> Aim of the exercise
Leave out the pictures and copy the remaining records exactly.

> Given records
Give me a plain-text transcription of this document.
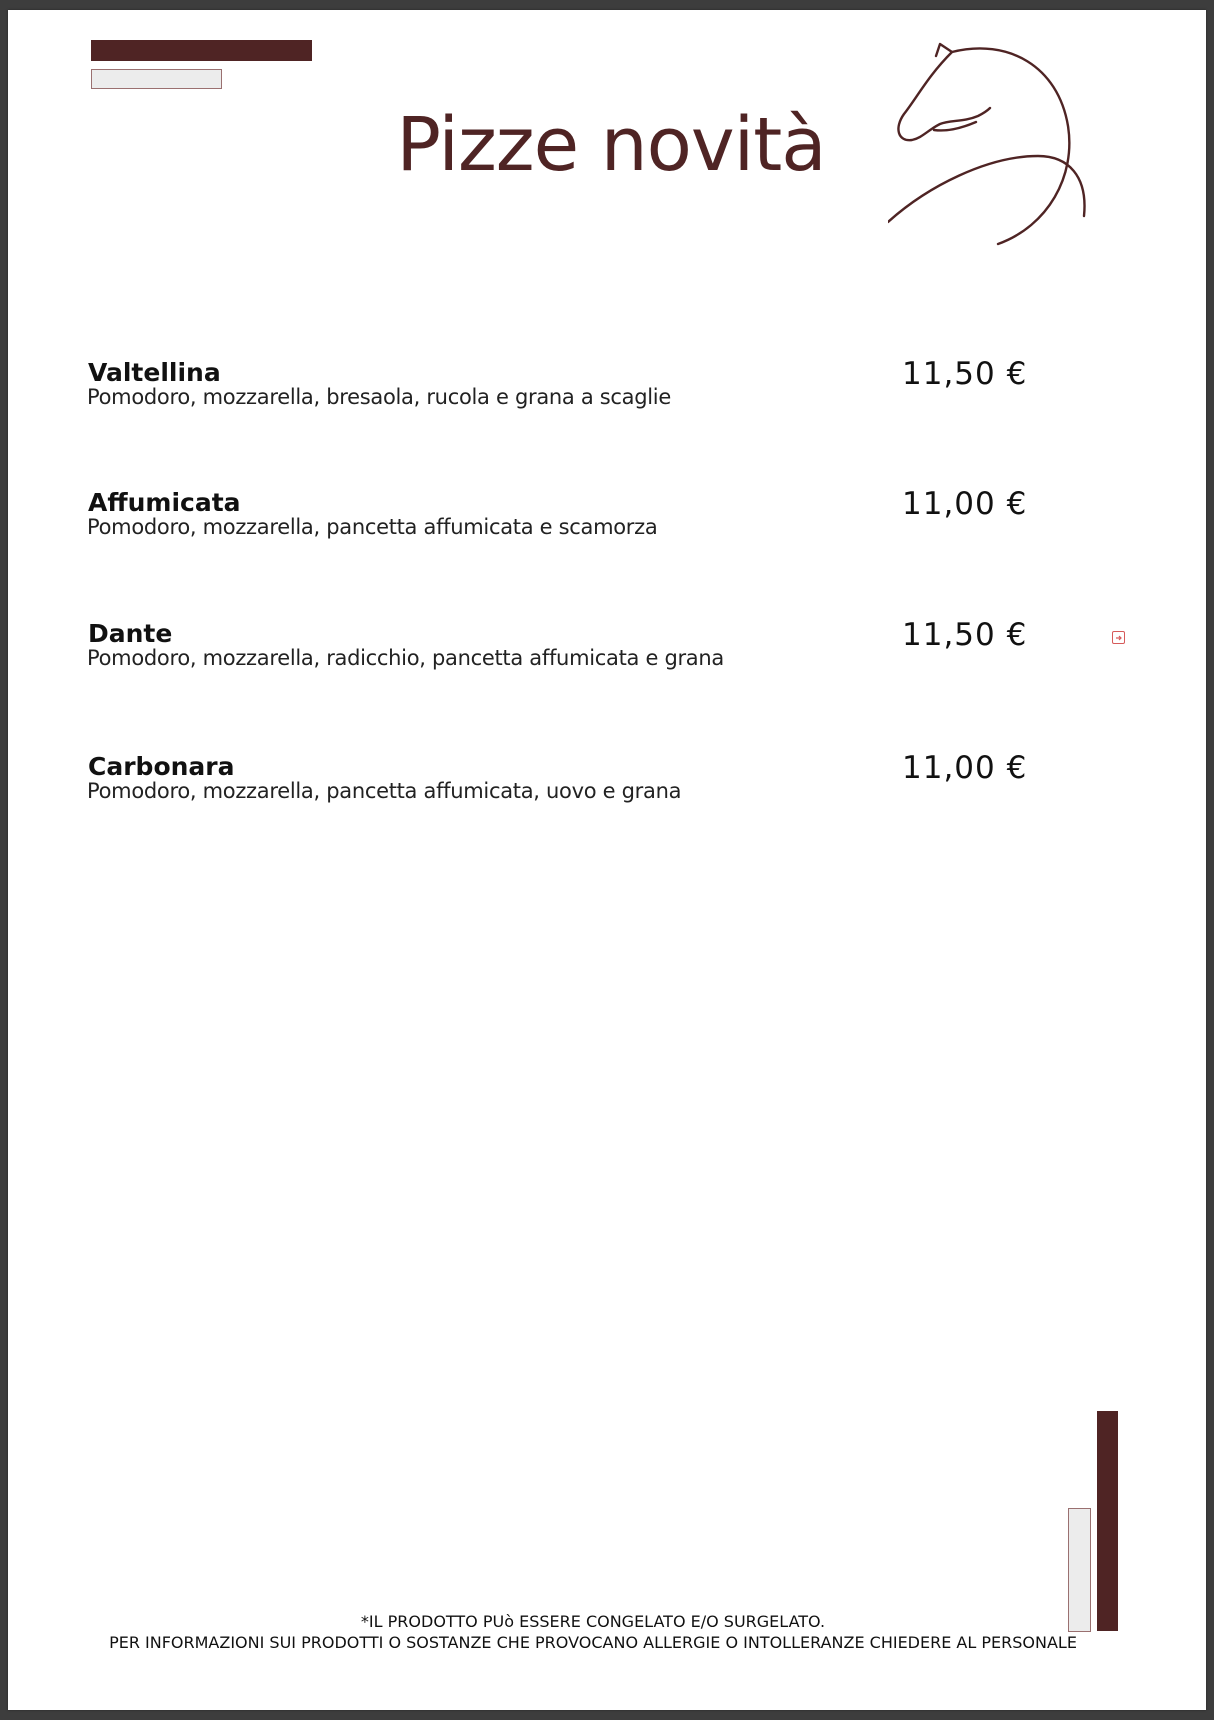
Pizze novità
Valtellina
Pomodoro, mozzarella, bresaola, rucola e grana a scaglie
11,50 €
Affumicata
Pomodoro, mozzarella, pancetta affumicata e scamorza
11,00 €
Dante
Pomodoro, mozzarella, radicchio, pancetta affumicata e grana
11,50 €
Carbonara
Pomodoro, mozzarella, pancetta affumicata, uovo e grana
11,00 €
*IL PRODOTTO PUò ESSERE CONGELATO E/O SURGELATO.
PER INFORMAZIONI SUI PRODOTTI O SOSTANZE CHE PROVOCANO ALLERGIE O INTOLLERANZE CHIEDERE AL PERSONALE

> Response to this task
Give me a plain-text transcription of this document.
Pizze novità
Valtellina
Pomodoro, mozzarella, bresaola, rucola e grana a scaglie
11,50 €
Affumicata
Pomodoro, mozzarella, pancetta affumicata e scamorza
11,00 €
Dante
Pomodoro, mozzarella, radicchio, pancetta affumicata e grana
11,50 €
Carbonara
Pomodoro, mozzarella, pancetta affumicata, uovo e grana
11,00 €
*IL PRODOTTO PUò ESSERE CONGELATO E/O SURGELATO.
PER INFORMAZIONI SUI PRODOTTI O SOSTANZE CHE PROVOCANO ALLERGIE O INTOLLERANZE CHIEDERE AL PERSONALE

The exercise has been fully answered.